◆ WHAT IS REQUIRED: Provide only the number of lines in the listing that contain the string "Інші".

◆ Data records:
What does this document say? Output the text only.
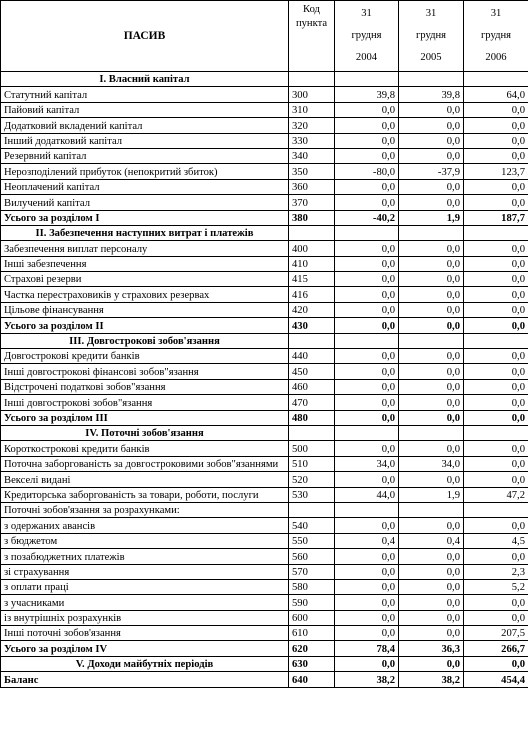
ПАСИВ	Код
пункта	31
грудня
2004	31
грудня
2005	31
грудня
2006

I. Власний капітал				
Статутний капітал	300	39,8	39,8	64,0
Пайовий капітал	310	0,0	0,0	0,0
Додатковий вкладений капітал	320	0,0	0,0	0,0
Інший додатковий капітал	330	0,0	0,0	0,0
Резервний капітал	340	0,0	0,0	0,0
Нерозподілений прибуток (непокритий збиток)	350	-80,0	-37,9	123,7
Неоплачений капітал	360	0,0	0,0	0,0
Вилучений капітал	370	0,0	0,0	0,0
Усього за розділом І	380	-40,2	1,9	187,7
II. Забезпечення наступних витрат і платежів				
Забезпечення виплат персоналу	400	0,0	0,0	0,0
Інші забезпечення	410	0,0	0,0	0,0
Страхові резерви	415	0,0	0,0	0,0
Частка перестраховиків у страхових резервах	416	0,0	0,0	0,0
Цільове фінансування	420	0,0	0,0	0,0
Усього за розділом ІІ	430	0,0	0,0	0,0
III. Довгострокові зобов'язання				
Довгострокові кредити банків	440	0,0	0,0	0,0
Інші довгострокові фінансові зобов"язання	450	0,0	0,0	0,0
Відстрочені податкові зобов"язання	460	0,0	0,0	0,0
Інші довгострокові зобов"язання	470	0,0	0,0	0,0
Усього за розділом ІІІ	480	0,0	0,0	0,0
IV. Поточні зобов'язання				
Короткострокові кредити банків	500	0,0	0,0	0,0
Поточна заборгованість за довгостроковими зобов"язаннями	510	34,0	34,0	0,0
Векселі видані	520	0,0	0,0	0,0
Кредиторська заборгованість за товари, роботи, послуги	530	44,0	1,9	47,2
Поточні зобов'язання за розрахунками:				
з одержаних авансів	540	0,0	0,0	0,0
з бюджетом	550	0,4	0,4	4,5
з позабюджетних платежів	560	0,0	0,0	0,0
зі страхування	570	0,0	0,0	2,3
з оплати праці	580	0,0	0,0	5,2
з учасниками	590	0,0	0,0	0,0
із внутрішніх розрахунків	600	0,0	0,0	0,0
Інші поточні зобов'язання	610	0,0	0,0	207,5
Усього за розділом IV	620	78,4	36,3	266,7
V. Доходи майбутніх періодів	630	0,0	0,0	0,0
Баланс	640	38,2	38,2	454,4
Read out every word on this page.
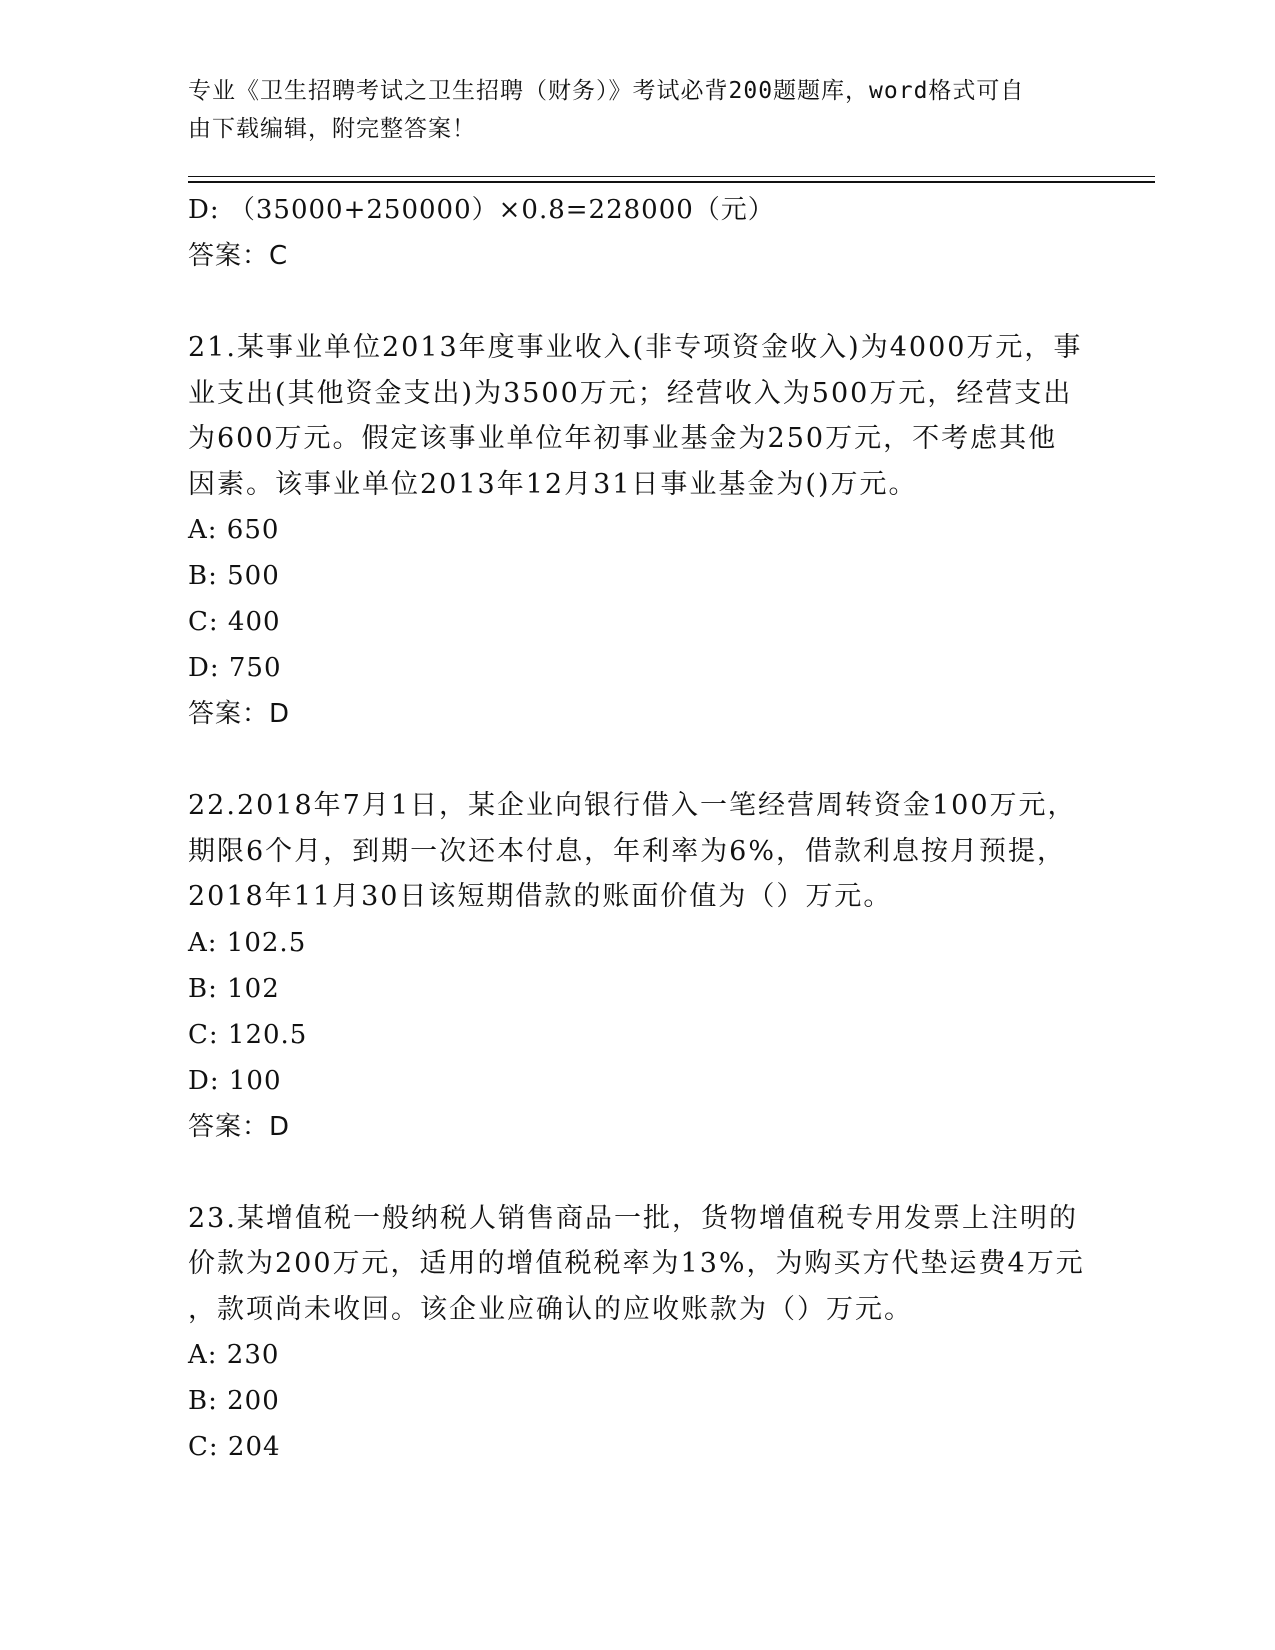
专业《卫生招聘考试之卫生招聘（财务）》考试必背200题题库，word格式可自
由下载编辑，附完整答案！
D: （35000+250000）×0.8=228000（元）
答案：C
21.某事业单位2013年度事业收入(非专项资金收入)为4000万元，事
业支出(其他资金支出)为3500万元；经营收入为500万元，经营支出
为600万元。假定该事业单位年初事业基金为250万元，不考虑其他
因素。该事业单位2013年12月31日事业基金为()万元。
A: 650
B: 500
C: 400
D: 750
答案：D
22.2018年7月1日，某企业向银行借入一笔经营周转资金100万元，
期限6个月，到期一次还本付息，年利率为6%，借款利息按月预提，
2018年11月30日该短期借款的账面价值为（）万元。
A: 102.5
B: 102
C: 120.5
D: 100
答案：D
23.某增值税一般纳税人销售商品一批，货物增值税专用发票上注明的
价款为200万元，适用的增值税税率为13%，为购买方代垫运费4万元
，款项尚未收回。该企业应确认的应收账款为（）万元。
A: 230
B: 200
C: 204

◆ TASK RESPONSE: 4